-- Begin Input material --
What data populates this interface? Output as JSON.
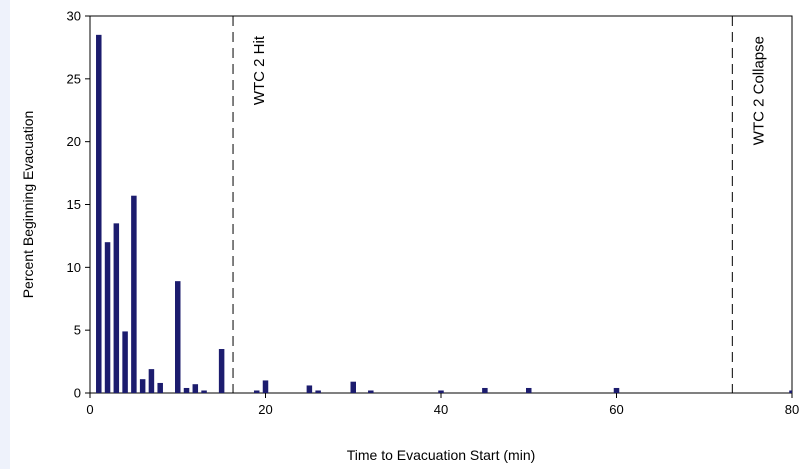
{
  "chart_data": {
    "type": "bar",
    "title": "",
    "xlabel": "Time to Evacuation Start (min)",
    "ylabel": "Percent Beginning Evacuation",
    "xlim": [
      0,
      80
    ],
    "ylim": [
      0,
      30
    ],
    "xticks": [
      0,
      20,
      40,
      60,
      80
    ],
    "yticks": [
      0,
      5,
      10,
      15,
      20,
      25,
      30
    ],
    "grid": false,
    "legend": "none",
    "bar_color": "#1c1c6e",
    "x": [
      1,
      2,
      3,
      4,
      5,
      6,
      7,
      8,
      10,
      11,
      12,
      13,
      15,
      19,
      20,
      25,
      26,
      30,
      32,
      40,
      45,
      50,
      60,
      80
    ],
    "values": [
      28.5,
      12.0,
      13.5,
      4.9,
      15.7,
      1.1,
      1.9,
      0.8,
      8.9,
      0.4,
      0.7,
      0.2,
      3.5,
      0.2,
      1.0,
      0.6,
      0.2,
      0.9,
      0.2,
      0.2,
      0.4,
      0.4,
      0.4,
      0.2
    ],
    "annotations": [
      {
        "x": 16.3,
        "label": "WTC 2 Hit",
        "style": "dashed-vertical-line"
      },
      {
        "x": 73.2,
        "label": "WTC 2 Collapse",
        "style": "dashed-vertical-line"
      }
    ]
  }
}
-- End Input material --
Go through the data above and transcribe it in full, omitting any image.

What data populates this interface? Output as JSON.
{
  "chart_data": {
    "type": "bar",
    "title": "",
    "xlabel": "Time to Evacuation Start (min)",
    "ylabel": "Percent Beginning Evacuation",
    "xlim": [
      0,
      80
    ],
    "ylim": [
      0,
      30
    ],
    "xticks": [
      0,
      20,
      40,
      60,
      80
    ],
    "yticks": [
      0,
      5,
      10,
      15,
      20,
      25,
      30
    ],
    "grid": false,
    "legend": "none",
    "bar_color": "#1c1c6e",
    "x": [
      1,
      2,
      3,
      4,
      5,
      6,
      7,
      8,
      10,
      11,
      12,
      13,
      15,
      19,
      20,
      25,
      26,
      30,
      32,
      40,
      45,
      50,
      60,
      80
    ],
    "values": [
      28.5,
      12.0,
      13.5,
      4.9,
      15.7,
      1.1,
      1.9,
      0.8,
      8.9,
      0.4,
      0.7,
      0.2,
      3.5,
      0.2,
      1.0,
      0.6,
      0.2,
      0.9,
      0.2,
      0.2,
      0.4,
      0.4,
      0.4,
      0.2
    ],
    "annotations": [
      {
        "x": 16.3,
        "label": "WTC 2 Hit",
        "style": "dashed-vertical-line"
      },
      {
        "x": 73.2,
        "label": "WTC 2 Collapse",
        "style": "dashed-vertical-line"
      }
    ]
  }
}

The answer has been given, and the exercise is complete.